> _Your instructions_
Rewrite the entries below with "interactable" swapped for "clickable" everywhere and nothing else changed.

> _A run of entries_

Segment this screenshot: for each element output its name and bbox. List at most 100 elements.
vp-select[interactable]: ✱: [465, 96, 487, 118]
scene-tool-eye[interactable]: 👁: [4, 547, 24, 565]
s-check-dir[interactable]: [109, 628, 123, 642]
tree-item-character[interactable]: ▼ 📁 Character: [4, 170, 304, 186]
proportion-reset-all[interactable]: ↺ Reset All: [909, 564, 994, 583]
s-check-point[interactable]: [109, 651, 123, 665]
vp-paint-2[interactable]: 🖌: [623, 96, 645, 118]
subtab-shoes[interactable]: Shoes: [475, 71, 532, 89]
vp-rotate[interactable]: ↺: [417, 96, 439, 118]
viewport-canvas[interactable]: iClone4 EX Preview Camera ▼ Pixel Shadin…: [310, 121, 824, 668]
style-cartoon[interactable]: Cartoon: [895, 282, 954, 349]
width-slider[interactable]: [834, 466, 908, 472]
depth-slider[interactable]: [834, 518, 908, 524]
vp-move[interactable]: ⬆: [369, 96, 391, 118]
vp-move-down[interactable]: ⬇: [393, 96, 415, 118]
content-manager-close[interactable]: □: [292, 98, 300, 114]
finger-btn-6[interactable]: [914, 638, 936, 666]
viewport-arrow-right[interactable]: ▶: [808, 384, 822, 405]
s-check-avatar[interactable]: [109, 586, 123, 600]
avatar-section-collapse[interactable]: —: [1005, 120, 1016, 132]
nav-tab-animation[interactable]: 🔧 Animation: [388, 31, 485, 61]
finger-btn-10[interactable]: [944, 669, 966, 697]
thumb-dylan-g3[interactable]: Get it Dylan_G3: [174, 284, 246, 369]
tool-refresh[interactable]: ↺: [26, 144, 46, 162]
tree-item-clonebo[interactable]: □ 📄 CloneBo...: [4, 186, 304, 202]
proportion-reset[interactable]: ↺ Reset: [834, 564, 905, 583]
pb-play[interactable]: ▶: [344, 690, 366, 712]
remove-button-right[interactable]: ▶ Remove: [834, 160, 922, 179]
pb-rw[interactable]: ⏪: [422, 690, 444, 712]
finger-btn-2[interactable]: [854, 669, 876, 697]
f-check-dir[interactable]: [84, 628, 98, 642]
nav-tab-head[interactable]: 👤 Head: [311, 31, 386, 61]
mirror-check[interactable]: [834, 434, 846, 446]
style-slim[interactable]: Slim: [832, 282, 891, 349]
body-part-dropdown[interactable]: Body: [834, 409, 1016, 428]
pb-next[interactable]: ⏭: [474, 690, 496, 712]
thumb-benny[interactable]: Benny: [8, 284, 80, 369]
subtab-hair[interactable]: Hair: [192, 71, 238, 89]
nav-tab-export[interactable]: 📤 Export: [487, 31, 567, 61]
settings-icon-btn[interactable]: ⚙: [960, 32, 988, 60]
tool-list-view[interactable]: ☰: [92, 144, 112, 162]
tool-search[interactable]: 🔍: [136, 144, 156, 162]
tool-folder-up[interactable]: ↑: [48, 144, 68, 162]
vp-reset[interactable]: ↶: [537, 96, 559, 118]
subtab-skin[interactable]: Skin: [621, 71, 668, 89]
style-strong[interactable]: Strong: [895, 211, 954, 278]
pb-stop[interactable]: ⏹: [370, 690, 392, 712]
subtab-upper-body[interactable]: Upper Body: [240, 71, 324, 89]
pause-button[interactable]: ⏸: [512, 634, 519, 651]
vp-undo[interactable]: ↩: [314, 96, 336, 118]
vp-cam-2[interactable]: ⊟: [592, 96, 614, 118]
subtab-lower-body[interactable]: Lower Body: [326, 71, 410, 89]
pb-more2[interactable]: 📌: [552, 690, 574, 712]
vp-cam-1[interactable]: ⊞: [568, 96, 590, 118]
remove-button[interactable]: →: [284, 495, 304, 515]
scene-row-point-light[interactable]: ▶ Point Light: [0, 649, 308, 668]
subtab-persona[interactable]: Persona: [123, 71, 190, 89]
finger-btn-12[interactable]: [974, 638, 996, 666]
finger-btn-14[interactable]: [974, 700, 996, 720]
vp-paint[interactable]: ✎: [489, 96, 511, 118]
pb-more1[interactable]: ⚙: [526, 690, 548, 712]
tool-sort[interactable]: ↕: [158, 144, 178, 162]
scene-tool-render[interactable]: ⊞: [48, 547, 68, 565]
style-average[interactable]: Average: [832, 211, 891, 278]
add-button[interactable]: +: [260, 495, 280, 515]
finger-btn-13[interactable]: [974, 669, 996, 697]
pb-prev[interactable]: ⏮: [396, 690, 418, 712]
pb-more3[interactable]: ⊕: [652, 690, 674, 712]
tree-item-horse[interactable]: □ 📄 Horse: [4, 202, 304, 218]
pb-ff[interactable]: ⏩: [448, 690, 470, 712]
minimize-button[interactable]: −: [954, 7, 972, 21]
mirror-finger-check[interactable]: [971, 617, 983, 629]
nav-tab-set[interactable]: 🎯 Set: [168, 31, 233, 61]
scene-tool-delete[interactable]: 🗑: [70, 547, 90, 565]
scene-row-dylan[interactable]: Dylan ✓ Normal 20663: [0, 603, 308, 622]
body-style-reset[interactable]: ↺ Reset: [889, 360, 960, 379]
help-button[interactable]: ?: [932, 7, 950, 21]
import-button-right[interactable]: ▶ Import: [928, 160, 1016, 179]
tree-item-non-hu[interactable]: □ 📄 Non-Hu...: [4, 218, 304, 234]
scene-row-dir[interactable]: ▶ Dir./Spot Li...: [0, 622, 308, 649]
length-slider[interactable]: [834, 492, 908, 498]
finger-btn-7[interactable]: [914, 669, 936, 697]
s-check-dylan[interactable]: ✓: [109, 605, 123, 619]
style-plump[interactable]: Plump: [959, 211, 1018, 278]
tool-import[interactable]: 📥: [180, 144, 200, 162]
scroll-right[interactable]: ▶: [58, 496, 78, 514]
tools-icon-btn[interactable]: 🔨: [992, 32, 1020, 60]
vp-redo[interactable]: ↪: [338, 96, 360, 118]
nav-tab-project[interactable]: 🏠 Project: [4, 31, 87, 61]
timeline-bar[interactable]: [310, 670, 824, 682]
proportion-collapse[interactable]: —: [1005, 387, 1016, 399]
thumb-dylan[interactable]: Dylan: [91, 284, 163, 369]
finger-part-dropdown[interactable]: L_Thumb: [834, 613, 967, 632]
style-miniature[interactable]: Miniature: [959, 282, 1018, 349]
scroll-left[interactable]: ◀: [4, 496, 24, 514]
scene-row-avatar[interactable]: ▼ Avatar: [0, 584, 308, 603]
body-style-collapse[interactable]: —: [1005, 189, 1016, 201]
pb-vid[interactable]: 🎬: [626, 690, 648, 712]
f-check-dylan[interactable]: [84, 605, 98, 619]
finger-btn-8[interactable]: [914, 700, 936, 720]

> _Complete output_
Segment this screenshot: for each element output its name and bbox. List at most 100 elements.
vp-select[clickable]: ✱: [465, 96, 487, 118]
scene-tool-eye[clickable]: 👁: [4, 547, 24, 565]
s-check-dir[clickable]: [109, 628, 123, 642]
tree-item-character[clickable]: ▼ 📁 Character: [4, 170, 304, 186]
proportion-reset-all[clickable]: ↺ Reset All: [909, 564, 994, 583]
s-check-point[clickable]: [109, 651, 123, 665]
vp-paint-2[clickable]: 🖌: [623, 96, 645, 118]
subtab-shoes[clickable]: Shoes: [475, 71, 532, 89]
vp-rotate[clickable]: ↺: [417, 96, 439, 118]
viewport-canvas[clickable]: iClone4 EX Preview Camera ▼ Pixel Shadin…: [310, 121, 824, 668]
style-cartoon[clickable]: Cartoon: [895, 282, 954, 349]
width-slider[clickable]: [834, 466, 908, 472]
depth-slider[clickable]: [834, 518, 908, 524]
vp-move[clickable]: ⬆: [369, 96, 391, 118]
vp-move-down[clickable]: ⬇: [393, 96, 415, 118]
content-manager-close[clickable]: □: [292, 98, 300, 114]
finger-btn-6[clickable]: [914, 638, 936, 666]
viewport-arrow-right[clickable]: ▶: [808, 384, 822, 405]
s-check-avatar[clickable]: [109, 586, 123, 600]
avatar-section-collapse[clickable]: —: [1005, 120, 1016, 132]
nav-tab-animation[clickable]: 🔧 Animation: [388, 31, 485, 61]
finger-btn-10[clickable]: [944, 669, 966, 697]
thumb-dylan-g3[clickable]: Get it Dylan_G3: [174, 284, 246, 369]
tool-refresh[clickable]: ↺: [26, 144, 46, 162]
tree-item-clonebo[clickable]: □ 📄 CloneBo...: [4, 186, 304, 202]
proportion-reset[clickable]: ↺ Reset: [834, 564, 905, 583]
pb-play[clickable]: ▶: [344, 690, 366, 712]
remove-button-right[clickable]: ▶ Remove: [834, 160, 922, 179]
pb-rw[clickable]: ⏪: [422, 690, 444, 712]
finger-btn-2[clickable]: [854, 669, 876, 697]
f-check-dir[clickable]: [84, 628, 98, 642]
nav-tab-head[clickable]: 👤 Head: [311, 31, 386, 61]
mirror-check[clickable]: [834, 434, 846, 446]
style-slim[clickable]: Slim: [832, 282, 891, 349]
body-part-dropdown[clickable]: Body: [834, 409, 1016, 428]
pb-next[clickable]: ⏭: [474, 690, 496, 712]
thumb-benny[clickable]: Benny: [8, 284, 80, 369]
subtab-hair[clickable]: Hair: [192, 71, 238, 89]
nav-tab-export[clickable]: 📤 Export: [487, 31, 567, 61]
settings-icon-btn[clickable]: ⚙: [960, 32, 988, 60]
tool-list-view[clickable]: ☰: [92, 144, 112, 162]
tool-search[clickable]: 🔍: [136, 144, 156, 162]
tool-folder-up[clickable]: ↑: [48, 144, 68, 162]
vp-reset[clickable]: ↶: [537, 96, 559, 118]
subtab-skin[clickable]: Skin: [621, 71, 668, 89]
style-strong[clickable]: Strong: [895, 211, 954, 278]
pb-stop[clickable]: ⏹: [370, 690, 392, 712]
subtab-upper-body[clickable]: Upper Body: [240, 71, 324, 89]
pause-button[clickable]: ⏸: [512, 634, 519, 651]
vp-undo[clickable]: ↩: [314, 96, 336, 118]
vp-cam-2[clickable]: ⊟: [592, 96, 614, 118]
subtab-lower-body[clickable]: Lower Body: [326, 71, 410, 89]
pb-more2[clickable]: 📌: [552, 690, 574, 712]
vp-cam-1[clickable]: ⊞: [568, 96, 590, 118]
remove-button[clickable]: →: [284, 495, 304, 515]
scene-row-point-light[clickable]: ▶ Point Light: [0, 649, 308, 668]
subtab-persona[clickable]: Persona: [123, 71, 190, 89]
finger-btn-12[clickable]: [974, 638, 996, 666]
finger-btn-14[clickable]: [974, 700, 996, 720]
vp-paint[clickable]: ✎: [489, 96, 511, 118]
pb-more1[clickable]: ⚙: [526, 690, 548, 712]
tool-sort[clickable]: ↕: [158, 144, 178, 162]
scene-tool-render[clickable]: ⊞: [48, 547, 68, 565]
style-average[clickable]: Average: [832, 211, 891, 278]
add-button[clickable]: +: [260, 495, 280, 515]
finger-btn-13[clickable]: [974, 669, 996, 697]
pb-prev[clickable]: ⏮: [396, 690, 418, 712]
pb-more3[clickable]: ⊕: [652, 690, 674, 712]
tree-item-horse[clickable]: □ 📄 Horse: [4, 202, 304, 218]
pb-ff[clickable]: ⏩: [448, 690, 470, 712]
minimize-button[clickable]: −: [954, 7, 972, 21]
mirror-finger-check[clickable]: [971, 617, 983, 629]
nav-tab-set[clickable]: 🎯 Set: [168, 31, 233, 61]
scene-tool-delete[clickable]: 🗑: [70, 547, 90, 565]
scene-row-dylan[clickable]: Dylan ✓ Normal 20663: [0, 603, 308, 622]
body-style-reset[clickable]: ↺ Reset: [889, 360, 960, 379]
help-button[clickable]: ?: [932, 7, 950, 21]
import-button-right[clickable]: ▶ Import: [928, 160, 1016, 179]
tree-item-non-hu[clickable]: □ 📄 Non-Hu...: [4, 218, 304, 234]
scene-row-dir[clickable]: ▶ Dir./Spot Li...: [0, 622, 308, 649]
length-slider[clickable]: [834, 492, 908, 498]
finger-btn-7[clickable]: [914, 669, 936, 697]
s-check-dylan[clickable]: ✓: [109, 605, 123, 619]
style-plump[clickable]: Plump: [959, 211, 1018, 278]
tool-import[clickable]: 📥: [180, 144, 200, 162]
scroll-right[clickable]: ▶: [58, 496, 78, 514]
tools-icon-btn[clickable]: 🔨: [992, 32, 1020, 60]
vp-redo[clickable]: ↪: [338, 96, 360, 118]
nav-tab-project[clickable]: 🏠 Project: [4, 31, 87, 61]
timeline-bar[clickable]: [310, 670, 824, 682]
proportion-collapse[clickable]: —: [1005, 387, 1016, 399]
thumb-dylan[clickable]: Dylan: [91, 284, 163, 369]
finger-part-dropdown[clickable]: L_Thumb: [834, 613, 967, 632]
style-miniature[clickable]: Miniature: [959, 282, 1018, 349]
scroll-left[clickable]: ◀: [4, 496, 24, 514]
scene-row-avatar[clickable]: ▼ Avatar: [0, 584, 308, 603]
body-style-collapse[clickable]: —: [1005, 189, 1016, 201]
pb-vid[clickable]: 🎬: [626, 690, 648, 712]
f-check-dylan[clickable]: [84, 605, 98, 619]
finger-btn-8[clickable]: [914, 700, 936, 720]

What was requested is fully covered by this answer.